---------- Provided text

Cross v. Johnson
This text of Cross v. Johnson (Cross v. Johnson) is published on Counsel Stack Legal Research, covering District Court, S.D. Florida primary law. Counsel Stack provides free access to over 12 million legal documents including statutes, case law, regulations, and constitutions.
Opinion
UNITED STATES DISTRICT COURT SOUTHERN DISTRICT OF FLORIDA
CASE NO. 23-CV-60393-RUIZ/STRAUSS
DEMETRIUS CROSS,
Plaintiff, v.
JERMAINE JOHNSON, et al.,
Defendants. /
ORDER TO STRIKE EXPERT WITNESS THIS MATTER came before the Court upon Defendants’ Ore Tenus Motion to Strike Plaintiff’s Expert and Rebuttal Expert Witness (“Motion”). [DE 52]. For the reasons stated below and on the record at the December 21, 2023 hearing, Defendants’ Motion is GRANTED. BACKGROUND The District Judge entered a scheduling order instructing the parties to exchange expert witness summaries or reports by November 14, 2023, and exchange rebuttal expert witness summaries or reports by November 28, 2023. [DE 12]. Moreover, the discovery deadline was December 12, 2023, and all the parties’ pre-trial motions, including motions for summary judgment and Daubert motions, were due on December 20, 2023. Id. Defendants disclosed their expert witness, Daniel Losey, by November 14, 2023. On November 28, 2023, Plaintiff disclosed his expert, Reno Wells. Defendants sought to strike Wells’ summary and report due to his untimely disclosure. See [DE 27]. At the December 21, 2023 hearing, Plaintiff contended that Wells was intended to serve as both an affirmative expert for Plaintiff’s case-in-chief as well as a rebuttal expert. While Plaintiff conceded that Wells’ disclosure as an affirmative expert was untimely, he argued that the untimely disclosure did not prejudice Defendants. In the alternative, Plaintiff argued that if the Court struck Wells as an affirmative expert witness, the Court should nevertheless permit Plaintiff to use Wells as a rebuttal expert witness. ANALYSIS A party must make its expert disclosures “at the times and in the sequence that the court
orders.” Fed. R. Civ. P. 26(a)(2)(D). “If a party fails to provide information or identify a witness as required by Rule 26(a) or (e), the party is not allowed to use that information or witness to supply evidence on a motion, at a hearing, or at a trial, unless the failure was substantially justified or is harmless.” Fed. R. Civ. P. 37(c)(1). Here, it is undisputed that Plaintiff failed to timely disclose Wells as an affirmative expert witness. Plaintiff further concedes that his untimely disclosure was not substantially justified. Therefore, to use Wells as an affirmative expert, Plaintiff must establish that the untimely disclosure was harmless. See Knight ex rel. Kerr v. Miami-Dade County, 856 F.3d 795, 812 (11th Cir. 2017) (placing the burden under Rule 37(c)(1) on the rule-breaking party). Plaintiff has failed
to meet this burden. Plaintiff argues that the late disclosure of Wells has not harmed Defendants because Defendants were able to depose Wells for five hours. However, Plaintiff cannot show that this deposition rendered his late disclosure harmless. In this case, the discovery deadline was December 12, 2023, and all pre-trial motions (including Daubert motions) were due by December 20, 2023. [DE 12]. Upon receiving and reviewing Wells’ expert report, Defendants requested certain documents from Plaintiff pertaining to Wells and his opinions, including law enforcement guidelines on which he relied in forming his opinions.1 Plaintiff did not provide those documents
1 Notably, Wells’ expert report made no mention of such guidelines, although he identified sets of guidelines on which he relied during his deposition. prior to the discovery or the pre-trial motion deadline and still had not provided them as of the December 21, 2023 hearing. Plaintiff’s late disclosure of Wells’ report truncated the time within which Defendants could seek such materials from Wells. Moreover, Wells’ failure to bring such materials to his deposition, and Plaintiff’s continued failure to provide them thereafter, further compounded Defendants’ harm. This failure thus impacted Defendants’ ability to effectively
depose Wells, to have their expert formulate a response to Wells’ opinions, and to fully address Wells’ opinions in a Daubert motion before the Court’s deadlines. Plaintiff therefore has not established that his untimely disclosure of Wells as an affirmative expert is harmless, and thus, Plaintiff may not use Wells as an affirmative expert witness. See Fed. R. Civ. P. 37(c)(1). Plaintiff next asserts that this Court should permit Wells to serve as a rebuttal expert witness. A rebuttal expert witness “is intended solely to contradict or rebut evidence on the same subject matter identified by another party.” Fed. R. Civ. P. 26(a)(2)(D)(ii). “[A] rebuttal report cannot be used to advance new arguments or new evidence.” Kroll v. Carnival Corp., No. 19- 23017-CIV, 2020 WL 4793444, at *4 (S.D. Fla. Aug. 17, 2020).

--------------------

◆ **Your tasks**
(a) List each deadline in the court order's case schedule, with its date.
(b) Using the court order, decide whether each statement holds: (i) Defendants disclosed Daniel Losey as their expert by November 14, 2023; (ii) Plaintiff argued that his late disclosure of Wells was substantially justified; (iii) Defendants were able to depose Wells for five hours. Answer yes or no for each and quote the words that decide it.

---------- Supplied records

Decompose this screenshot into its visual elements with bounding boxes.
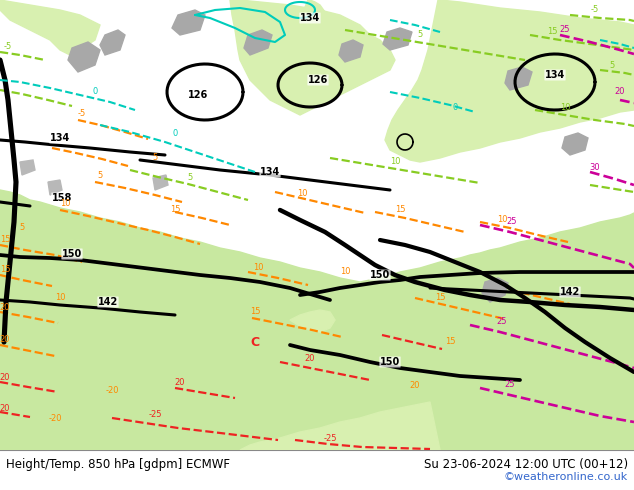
Text: 20: 20	[0, 336, 10, 344]
Text: ©weatheronline.co.uk: ©weatheronline.co.uk	[504, 472, 628, 482]
Text: 15: 15	[250, 308, 260, 317]
Polygon shape	[230, 0, 395, 115]
Polygon shape	[305, 0, 328, 35]
Polygon shape	[244, 30, 272, 55]
Text: 20: 20	[0, 302, 10, 312]
Text: 20: 20	[410, 381, 420, 390]
Polygon shape	[383, 28, 412, 50]
Text: 15: 15	[444, 338, 455, 346]
Text: 15: 15	[395, 205, 405, 215]
Text: -5: -5	[4, 43, 12, 51]
Polygon shape	[0, 0, 100, 55]
Text: 15: 15	[0, 266, 10, 274]
Text: -5: -5	[591, 5, 599, 15]
Text: 10: 10	[340, 268, 350, 276]
Polygon shape	[172, 10, 205, 35]
Text: 126: 126	[188, 90, 208, 100]
Polygon shape	[20, 160, 35, 175]
Text: 134: 134	[300, 13, 320, 23]
Polygon shape	[290, 55, 302, 68]
Text: 150: 150	[370, 270, 390, 280]
Text: 15: 15	[435, 293, 445, 301]
Polygon shape	[0, 190, 634, 450]
Polygon shape	[68, 42, 100, 72]
Text: -20: -20	[48, 414, 61, 422]
Text: 134: 134	[50, 133, 70, 143]
Text: 10: 10	[55, 294, 65, 302]
Text: -5: -5	[78, 109, 86, 119]
Text: 0: 0	[93, 88, 98, 97]
Text: 158: 158	[52, 193, 72, 203]
Polygon shape	[100, 30, 125, 55]
Text: 10: 10	[497, 216, 507, 224]
Text: 20: 20	[0, 403, 10, 413]
Text: -25: -25	[148, 410, 162, 418]
Text: 25: 25	[505, 379, 515, 389]
Polygon shape	[290, 310, 335, 332]
Text: 30: 30	[590, 163, 600, 172]
Polygon shape	[240, 402, 440, 450]
Text: 134: 134	[545, 70, 565, 80]
Polygon shape	[562, 133, 588, 155]
Text: 0: 0	[172, 129, 178, 139]
Text: 150: 150	[380, 357, 400, 367]
Text: 126: 126	[308, 75, 328, 85]
Text: 142: 142	[560, 287, 580, 297]
Text: 10: 10	[560, 103, 570, 113]
Text: 5: 5	[417, 30, 423, 40]
Text: Su 23-06-2024 12:00 UTC (00+12): Su 23-06-2024 12:00 UTC (00+12)	[424, 458, 628, 471]
Text: 25: 25	[507, 218, 517, 226]
Text: C: C	[250, 336, 259, 348]
Text: Height/Temp. 850 hPa [gdpm] ECMWF: Height/Temp. 850 hPa [gdpm] ECMWF	[6, 458, 230, 471]
Text: 5: 5	[98, 172, 103, 180]
Text: 15: 15	[547, 27, 557, 36]
Text: 5: 5	[609, 62, 614, 71]
Text: 15: 15	[170, 205, 180, 215]
Polygon shape	[482, 278, 508, 302]
Polygon shape	[339, 40, 363, 62]
Text: -20: -20	[105, 386, 119, 394]
Text: 134: 134	[260, 167, 280, 177]
Text: 5: 5	[188, 173, 193, 182]
Text: 25: 25	[560, 25, 570, 34]
Text: 10: 10	[253, 263, 263, 271]
Text: 25: 25	[497, 318, 507, 326]
Text: 20: 20	[175, 377, 185, 387]
Text: -25: -25	[323, 434, 337, 442]
Text: 142: 142	[98, 297, 118, 307]
Polygon shape	[505, 67, 532, 90]
Polygon shape	[385, 0, 634, 162]
Text: 15: 15	[0, 236, 10, 245]
Text: 10: 10	[60, 199, 70, 209]
Text: 150: 150	[62, 249, 82, 259]
Text: 10: 10	[390, 157, 400, 167]
Text: 20: 20	[305, 353, 315, 363]
Text: 5: 5	[152, 153, 158, 163]
Text: 5: 5	[20, 223, 25, 232]
Text: 20: 20	[0, 372, 10, 382]
Polygon shape	[153, 175, 168, 190]
Text: 20: 20	[615, 88, 625, 97]
Polygon shape	[48, 180, 62, 195]
Text: 0: 0	[453, 103, 458, 113]
Text: 10: 10	[297, 190, 307, 198]
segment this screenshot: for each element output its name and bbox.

--------------------

◆ **Expected results**
(a)
- Exchange of expert witness summaries or reports: November 14, 2023
- Exchange of rebuttal expert witness summaries or reports: November 28, 2023
- Discovery: December 12, 2023
- All pre-trial motions, including motions for summary judgment and Daubert motions: December 20, 2023

(b)
(i) Yes: "Defendants disclosed their expert witness, Daniel Losey, by November 14, 2023."
(ii) No: "Plaintiff further concedes that his untimely disclosure was not substantially justified."
(iii) Yes: "Defendants were able to depose Wells for five hours."